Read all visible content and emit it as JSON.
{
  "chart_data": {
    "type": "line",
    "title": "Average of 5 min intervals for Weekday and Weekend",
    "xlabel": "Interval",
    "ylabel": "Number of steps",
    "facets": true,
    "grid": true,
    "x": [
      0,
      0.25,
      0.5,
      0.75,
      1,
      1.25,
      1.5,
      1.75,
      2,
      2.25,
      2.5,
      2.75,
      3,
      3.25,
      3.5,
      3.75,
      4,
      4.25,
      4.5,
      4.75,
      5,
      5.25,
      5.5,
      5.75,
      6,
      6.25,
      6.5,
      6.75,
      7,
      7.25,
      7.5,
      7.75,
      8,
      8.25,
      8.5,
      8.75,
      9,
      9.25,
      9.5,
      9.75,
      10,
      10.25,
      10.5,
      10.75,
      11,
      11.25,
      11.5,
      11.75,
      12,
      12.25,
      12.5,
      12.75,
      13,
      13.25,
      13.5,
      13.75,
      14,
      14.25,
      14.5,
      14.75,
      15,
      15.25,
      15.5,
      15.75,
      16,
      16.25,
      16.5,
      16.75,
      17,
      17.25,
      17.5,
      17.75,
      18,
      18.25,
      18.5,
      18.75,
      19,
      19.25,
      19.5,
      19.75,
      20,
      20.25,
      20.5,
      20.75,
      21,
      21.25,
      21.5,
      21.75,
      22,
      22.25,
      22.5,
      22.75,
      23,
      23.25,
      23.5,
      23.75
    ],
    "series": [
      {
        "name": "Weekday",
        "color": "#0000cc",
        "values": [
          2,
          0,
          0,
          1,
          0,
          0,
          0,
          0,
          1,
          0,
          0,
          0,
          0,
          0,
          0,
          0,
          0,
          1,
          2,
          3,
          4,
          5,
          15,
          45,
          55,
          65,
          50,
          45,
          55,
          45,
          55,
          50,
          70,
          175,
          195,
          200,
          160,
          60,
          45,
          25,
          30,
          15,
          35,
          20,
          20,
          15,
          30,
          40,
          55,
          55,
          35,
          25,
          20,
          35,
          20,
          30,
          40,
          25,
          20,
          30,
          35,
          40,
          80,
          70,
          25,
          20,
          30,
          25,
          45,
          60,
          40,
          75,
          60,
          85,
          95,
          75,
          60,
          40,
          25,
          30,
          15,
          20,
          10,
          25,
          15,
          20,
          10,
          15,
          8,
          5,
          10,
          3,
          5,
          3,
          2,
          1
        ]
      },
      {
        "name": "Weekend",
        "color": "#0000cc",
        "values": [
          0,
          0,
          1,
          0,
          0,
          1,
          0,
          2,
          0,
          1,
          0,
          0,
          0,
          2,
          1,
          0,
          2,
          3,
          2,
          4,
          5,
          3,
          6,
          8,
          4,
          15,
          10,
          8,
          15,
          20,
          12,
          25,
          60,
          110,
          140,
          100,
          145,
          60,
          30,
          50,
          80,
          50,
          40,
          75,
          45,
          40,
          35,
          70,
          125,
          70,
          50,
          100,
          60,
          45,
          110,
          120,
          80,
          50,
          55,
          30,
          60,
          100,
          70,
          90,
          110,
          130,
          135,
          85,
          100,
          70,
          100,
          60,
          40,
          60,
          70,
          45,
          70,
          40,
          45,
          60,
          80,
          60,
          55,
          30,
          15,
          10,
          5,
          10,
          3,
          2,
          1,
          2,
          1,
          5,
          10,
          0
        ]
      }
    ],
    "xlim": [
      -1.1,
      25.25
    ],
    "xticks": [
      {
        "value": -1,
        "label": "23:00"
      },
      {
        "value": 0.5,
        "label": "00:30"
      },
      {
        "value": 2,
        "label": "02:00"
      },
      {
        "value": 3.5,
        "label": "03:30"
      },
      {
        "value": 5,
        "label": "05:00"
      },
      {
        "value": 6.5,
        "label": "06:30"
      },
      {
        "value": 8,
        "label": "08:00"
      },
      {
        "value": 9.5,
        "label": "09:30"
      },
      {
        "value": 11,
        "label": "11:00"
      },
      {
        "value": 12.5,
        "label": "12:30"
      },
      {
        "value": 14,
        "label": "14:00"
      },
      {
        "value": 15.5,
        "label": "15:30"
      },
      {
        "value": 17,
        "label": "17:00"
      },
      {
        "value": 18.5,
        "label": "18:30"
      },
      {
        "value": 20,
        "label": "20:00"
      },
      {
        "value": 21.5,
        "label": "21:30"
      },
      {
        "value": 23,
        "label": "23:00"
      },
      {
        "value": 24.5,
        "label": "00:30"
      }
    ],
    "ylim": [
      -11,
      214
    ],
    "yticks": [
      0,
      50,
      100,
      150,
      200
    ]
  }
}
----------
Return from the data every line that holds "Weekday".

    "title": "Average of 5 min intervals for Weekday and Weekend",
        "name": "Weekday",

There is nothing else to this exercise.